Copy, from the entries below, each line in which the string "underlying" appears.

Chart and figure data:
----

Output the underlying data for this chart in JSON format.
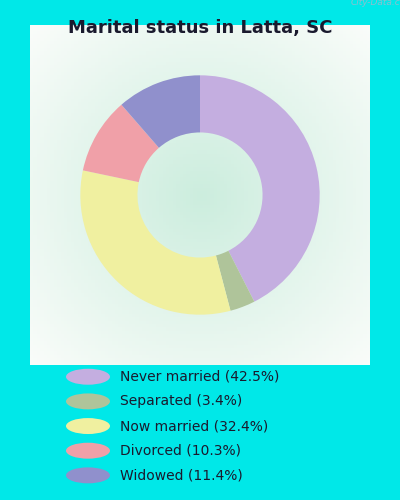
{
  "title": "Marital status in Latta, SC",
  "slices": [
    {
      "label": "Never married (42.5%)",
      "value": 42.5,
      "color": "#c4aee0"
    },
    {
      "label": "Separated (3.4%)",
      "value": 3.4,
      "color": "#afc49a"
    },
    {
      "label": "Now married (32.4%)",
      "value": 32.4,
      "color": "#f0f0a0"
    },
    {
      "label": "Divorced (10.3%)",
      "value": 10.3,
      "color": "#f0a0a8"
    },
    {
      "label": "Widowed (11.4%)",
      "value": 11.4,
      "color": "#9090cc"
    }
  ],
  "background_outer": "#00e8e8",
  "background_chart_color1": "#cce8d8",
  "background_chart_color2": "#e8f4ee",
  "title_fontsize": 13,
  "watermark": "City-Data.com",
  "start_angle": 90,
  "legend_fontsize": 10
}
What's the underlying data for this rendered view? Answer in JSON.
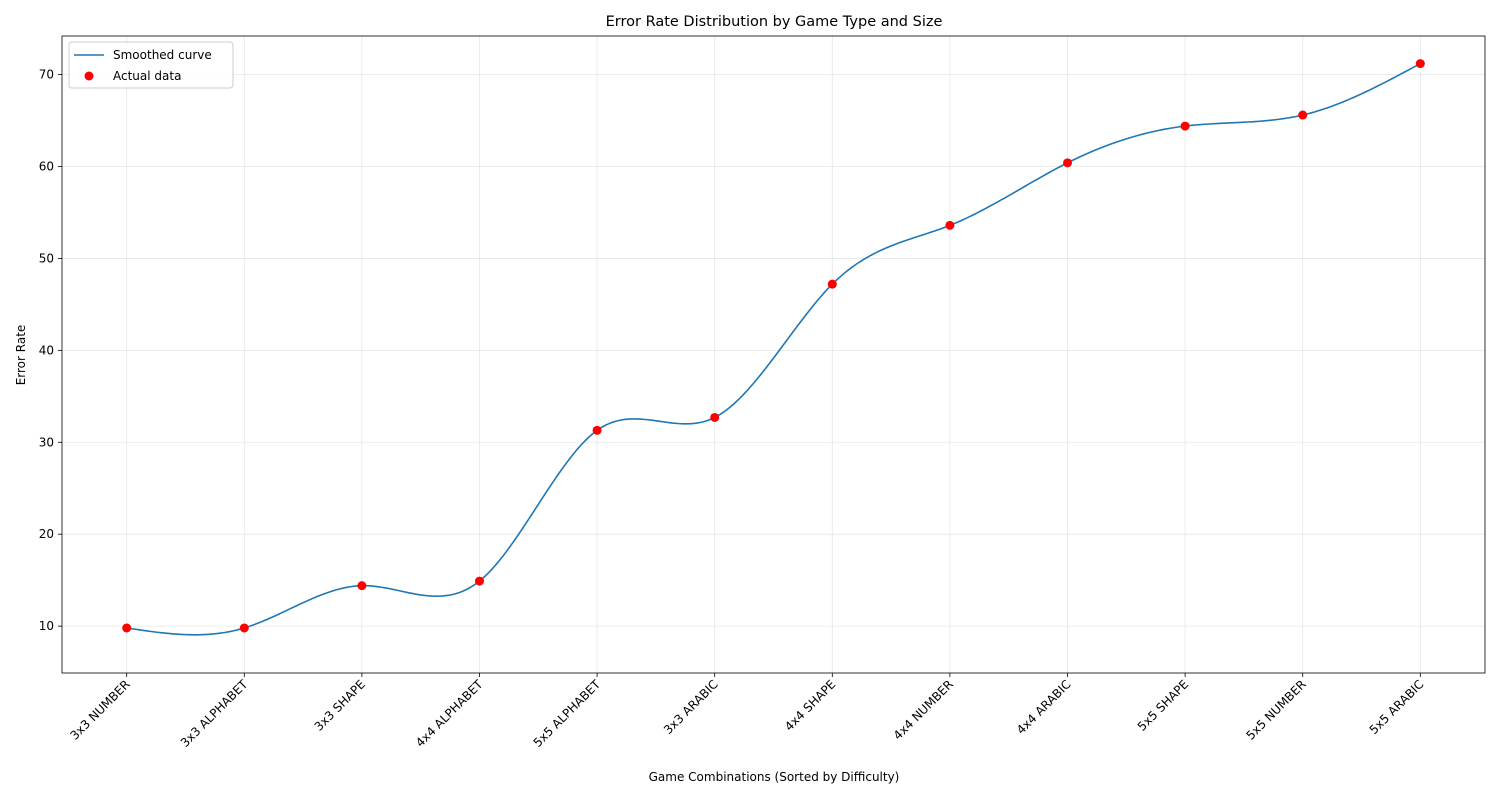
{
  "chart_data": {
    "type": "line",
    "title": "Error Rate Distribution by Game Type and Size",
    "xlabel": "Game Combinations (Sorted by Difficulty)",
    "ylabel": "Error Rate",
    "categories": [
      "3x3 NUMBER",
      "3x3 ALPHABET",
      "3x3 SHAPE",
      "4x4 ALPHABET",
      "5x5 ALPHABET",
      "3x3 ARABIC",
      "4x4 SHAPE",
      "4x4 NUMBER",
      "4x4 ARABIC",
      "5x5 SHAPE",
      "5x5 NUMBER",
      "5x5 ARABIC"
    ],
    "series": [
      {
        "name": "Smoothed curve",
        "kind": "line",
        "color": "#1f77b4",
        "values": [
          9.8,
          9.8,
          14.4,
          14.9,
          31.3,
          32.7,
          47.2,
          53.6,
          60.4,
          64.4,
          65.6,
          71.2
        ]
      },
      {
        "name": "Actual data",
        "kind": "scatter",
        "color": "#ff0000",
        "values": [
          9.8,
          9.8,
          14.4,
          14.9,
          31.3,
          32.7,
          47.2,
          53.6,
          60.4,
          64.4,
          65.6,
          71.2
        ]
      }
    ],
    "ylim": [
      4.9,
      74.2
    ],
    "yticks": [
      10,
      20,
      30,
      40,
      50,
      60,
      70
    ],
    "grid": true,
    "legend_position": "upper-left"
  }
}
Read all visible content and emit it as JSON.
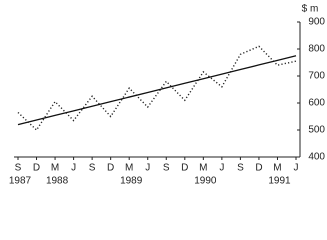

----

**RESPONSE:**
Output the underlying data for this chart in JSON format.
What's the underlying data for this rendered view? Answer in JSON.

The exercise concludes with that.